[Source data]
** START **

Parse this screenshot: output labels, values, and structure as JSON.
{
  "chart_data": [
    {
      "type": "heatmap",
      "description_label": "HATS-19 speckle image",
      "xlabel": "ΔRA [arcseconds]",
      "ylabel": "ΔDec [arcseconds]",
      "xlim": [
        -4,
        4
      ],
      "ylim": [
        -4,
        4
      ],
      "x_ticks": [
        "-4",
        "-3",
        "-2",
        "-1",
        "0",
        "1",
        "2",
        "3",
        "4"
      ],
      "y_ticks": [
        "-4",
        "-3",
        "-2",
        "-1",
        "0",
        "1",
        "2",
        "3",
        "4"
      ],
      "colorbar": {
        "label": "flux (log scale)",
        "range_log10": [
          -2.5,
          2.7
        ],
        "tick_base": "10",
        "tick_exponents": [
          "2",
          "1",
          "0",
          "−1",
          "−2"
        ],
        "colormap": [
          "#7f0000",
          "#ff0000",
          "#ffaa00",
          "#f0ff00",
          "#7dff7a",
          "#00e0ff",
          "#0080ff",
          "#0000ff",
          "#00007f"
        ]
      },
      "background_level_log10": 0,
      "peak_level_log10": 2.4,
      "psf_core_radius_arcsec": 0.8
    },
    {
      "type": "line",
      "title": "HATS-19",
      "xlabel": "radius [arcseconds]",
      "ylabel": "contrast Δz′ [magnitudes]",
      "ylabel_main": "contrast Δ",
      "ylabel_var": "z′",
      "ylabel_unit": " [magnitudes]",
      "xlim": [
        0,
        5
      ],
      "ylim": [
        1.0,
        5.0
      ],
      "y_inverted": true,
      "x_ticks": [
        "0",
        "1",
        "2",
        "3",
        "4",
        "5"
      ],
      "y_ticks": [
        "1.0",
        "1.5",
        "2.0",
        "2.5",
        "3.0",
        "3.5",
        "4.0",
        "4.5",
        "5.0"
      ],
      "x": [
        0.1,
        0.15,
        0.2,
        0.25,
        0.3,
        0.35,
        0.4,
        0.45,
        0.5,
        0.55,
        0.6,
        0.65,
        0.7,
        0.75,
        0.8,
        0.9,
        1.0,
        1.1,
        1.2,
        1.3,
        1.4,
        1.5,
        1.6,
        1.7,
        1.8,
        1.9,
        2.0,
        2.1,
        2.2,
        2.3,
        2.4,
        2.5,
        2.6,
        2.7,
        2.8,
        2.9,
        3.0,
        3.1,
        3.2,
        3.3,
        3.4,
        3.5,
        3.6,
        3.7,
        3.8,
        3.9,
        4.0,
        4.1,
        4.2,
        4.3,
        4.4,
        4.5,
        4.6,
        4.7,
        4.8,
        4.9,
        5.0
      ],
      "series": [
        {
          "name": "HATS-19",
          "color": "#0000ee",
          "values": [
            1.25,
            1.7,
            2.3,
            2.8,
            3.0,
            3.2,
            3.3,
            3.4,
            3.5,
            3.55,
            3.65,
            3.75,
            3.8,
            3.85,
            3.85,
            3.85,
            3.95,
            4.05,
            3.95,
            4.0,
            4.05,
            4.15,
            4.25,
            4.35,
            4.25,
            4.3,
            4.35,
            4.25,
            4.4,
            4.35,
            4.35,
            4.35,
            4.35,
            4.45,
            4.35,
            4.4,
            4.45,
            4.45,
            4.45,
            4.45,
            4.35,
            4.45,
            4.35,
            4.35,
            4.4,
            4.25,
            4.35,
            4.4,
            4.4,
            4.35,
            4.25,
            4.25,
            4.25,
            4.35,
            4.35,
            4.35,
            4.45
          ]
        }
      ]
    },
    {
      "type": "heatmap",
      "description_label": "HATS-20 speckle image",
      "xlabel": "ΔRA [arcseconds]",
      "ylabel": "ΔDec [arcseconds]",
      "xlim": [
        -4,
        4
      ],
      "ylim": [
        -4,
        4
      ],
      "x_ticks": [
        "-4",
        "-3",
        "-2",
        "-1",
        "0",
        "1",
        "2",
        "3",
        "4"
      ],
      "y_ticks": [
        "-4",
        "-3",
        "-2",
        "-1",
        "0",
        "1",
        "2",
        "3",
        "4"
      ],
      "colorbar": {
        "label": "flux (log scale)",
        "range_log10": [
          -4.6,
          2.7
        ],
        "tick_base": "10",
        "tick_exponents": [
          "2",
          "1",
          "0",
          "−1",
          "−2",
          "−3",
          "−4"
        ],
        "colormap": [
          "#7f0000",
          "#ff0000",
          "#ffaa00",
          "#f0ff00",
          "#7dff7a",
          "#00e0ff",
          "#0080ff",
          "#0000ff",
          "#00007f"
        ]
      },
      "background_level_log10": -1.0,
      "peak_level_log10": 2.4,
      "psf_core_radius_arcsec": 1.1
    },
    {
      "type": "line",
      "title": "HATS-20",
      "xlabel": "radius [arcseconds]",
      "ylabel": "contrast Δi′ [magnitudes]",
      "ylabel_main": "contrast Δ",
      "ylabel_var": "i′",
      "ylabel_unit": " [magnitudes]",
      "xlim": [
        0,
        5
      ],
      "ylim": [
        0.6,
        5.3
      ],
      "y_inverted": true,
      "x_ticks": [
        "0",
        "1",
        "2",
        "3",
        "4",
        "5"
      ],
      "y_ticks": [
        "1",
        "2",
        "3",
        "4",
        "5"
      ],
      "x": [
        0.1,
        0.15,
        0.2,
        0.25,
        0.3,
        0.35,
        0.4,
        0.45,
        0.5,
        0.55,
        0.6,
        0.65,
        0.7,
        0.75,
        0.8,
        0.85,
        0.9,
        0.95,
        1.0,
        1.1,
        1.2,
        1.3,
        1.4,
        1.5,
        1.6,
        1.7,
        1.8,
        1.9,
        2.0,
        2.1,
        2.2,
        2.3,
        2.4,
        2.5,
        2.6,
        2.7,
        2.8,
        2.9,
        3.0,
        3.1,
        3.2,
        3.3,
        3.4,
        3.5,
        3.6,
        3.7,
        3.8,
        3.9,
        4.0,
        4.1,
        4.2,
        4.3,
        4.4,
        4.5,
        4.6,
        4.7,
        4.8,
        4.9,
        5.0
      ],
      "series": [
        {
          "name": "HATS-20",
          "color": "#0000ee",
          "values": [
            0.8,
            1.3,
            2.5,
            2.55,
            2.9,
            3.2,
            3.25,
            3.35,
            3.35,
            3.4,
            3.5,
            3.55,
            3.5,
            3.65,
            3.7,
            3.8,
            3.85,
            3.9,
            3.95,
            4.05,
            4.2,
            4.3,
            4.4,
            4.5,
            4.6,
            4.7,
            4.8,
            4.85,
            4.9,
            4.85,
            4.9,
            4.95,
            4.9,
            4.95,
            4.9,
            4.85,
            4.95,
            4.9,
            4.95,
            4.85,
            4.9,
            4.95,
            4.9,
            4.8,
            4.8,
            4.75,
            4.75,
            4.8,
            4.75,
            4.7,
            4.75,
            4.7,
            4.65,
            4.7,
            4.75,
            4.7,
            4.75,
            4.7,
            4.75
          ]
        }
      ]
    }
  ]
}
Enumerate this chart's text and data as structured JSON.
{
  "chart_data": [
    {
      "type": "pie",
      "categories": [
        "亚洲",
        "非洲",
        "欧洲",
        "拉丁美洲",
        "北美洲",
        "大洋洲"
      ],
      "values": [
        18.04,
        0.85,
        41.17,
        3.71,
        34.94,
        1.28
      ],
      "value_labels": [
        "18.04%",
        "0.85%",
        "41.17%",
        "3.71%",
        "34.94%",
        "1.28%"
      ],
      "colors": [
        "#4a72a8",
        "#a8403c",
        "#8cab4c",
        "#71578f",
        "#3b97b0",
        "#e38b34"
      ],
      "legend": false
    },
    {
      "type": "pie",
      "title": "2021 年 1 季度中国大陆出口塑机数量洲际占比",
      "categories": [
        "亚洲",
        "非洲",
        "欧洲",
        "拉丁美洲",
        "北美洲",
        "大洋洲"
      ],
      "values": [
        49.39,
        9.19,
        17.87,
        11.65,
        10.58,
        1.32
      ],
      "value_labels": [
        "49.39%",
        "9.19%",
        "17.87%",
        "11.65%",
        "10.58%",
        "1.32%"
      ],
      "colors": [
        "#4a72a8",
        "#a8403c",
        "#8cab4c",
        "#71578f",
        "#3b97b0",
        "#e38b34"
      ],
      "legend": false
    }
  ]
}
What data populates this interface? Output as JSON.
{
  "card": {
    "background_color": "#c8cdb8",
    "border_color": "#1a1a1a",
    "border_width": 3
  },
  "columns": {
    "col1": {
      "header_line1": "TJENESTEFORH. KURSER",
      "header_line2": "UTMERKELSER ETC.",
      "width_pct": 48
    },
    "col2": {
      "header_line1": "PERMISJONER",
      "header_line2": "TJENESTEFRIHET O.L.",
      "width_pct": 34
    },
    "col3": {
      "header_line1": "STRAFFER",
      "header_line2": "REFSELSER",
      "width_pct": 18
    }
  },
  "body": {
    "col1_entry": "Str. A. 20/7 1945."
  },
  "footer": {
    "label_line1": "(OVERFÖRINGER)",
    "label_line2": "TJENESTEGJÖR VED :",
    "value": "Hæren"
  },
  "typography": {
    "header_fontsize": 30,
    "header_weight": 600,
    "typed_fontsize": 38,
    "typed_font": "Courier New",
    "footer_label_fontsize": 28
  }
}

** END **

Challenge. Keep only the lines from the one containing "What data populates" to the end of the entries, and repeat them exactly.

Answer to the task.
What data populates this interface? Output as JSON.
{
  "card": {
    "background_color": "#c8cdb8",
    "border_color": "#1a1a1a",
    "border_width": 3
  },
  "columns": {
    "col1": {
      "header_line1": "TJENESTEFORH. KURSER",
      "header_line2": "UTMERKELSER ETC.",
      "width_pct": 48
    },
    "col2": {
      "header_line1": "PERMISJONER",
      "header_line2": "TJENESTEFRIHET O.L.",
      "width_pct": 34
    },
    "col3": {
      "header_line1": "STRAFFER",
      "header_line2": "REFSELSER",
      "width_pct": 18
    }
  },
  "body": {
    "col1_entry": "Str. A. 20/7 1945."
  },
  "footer": {
    "label_line1": "(OVERFÖRINGER)",
    "label_line2": "TJENESTEGJÖR VED :",
    "value": "Hæren"
  },
  "typography": {
    "header_fontsize": 30,
    "header_weight": 600,
    "typed_fontsize": 38,
    "typed_font": "Courier New",
    "footer_label_fontsize": 28
  }
}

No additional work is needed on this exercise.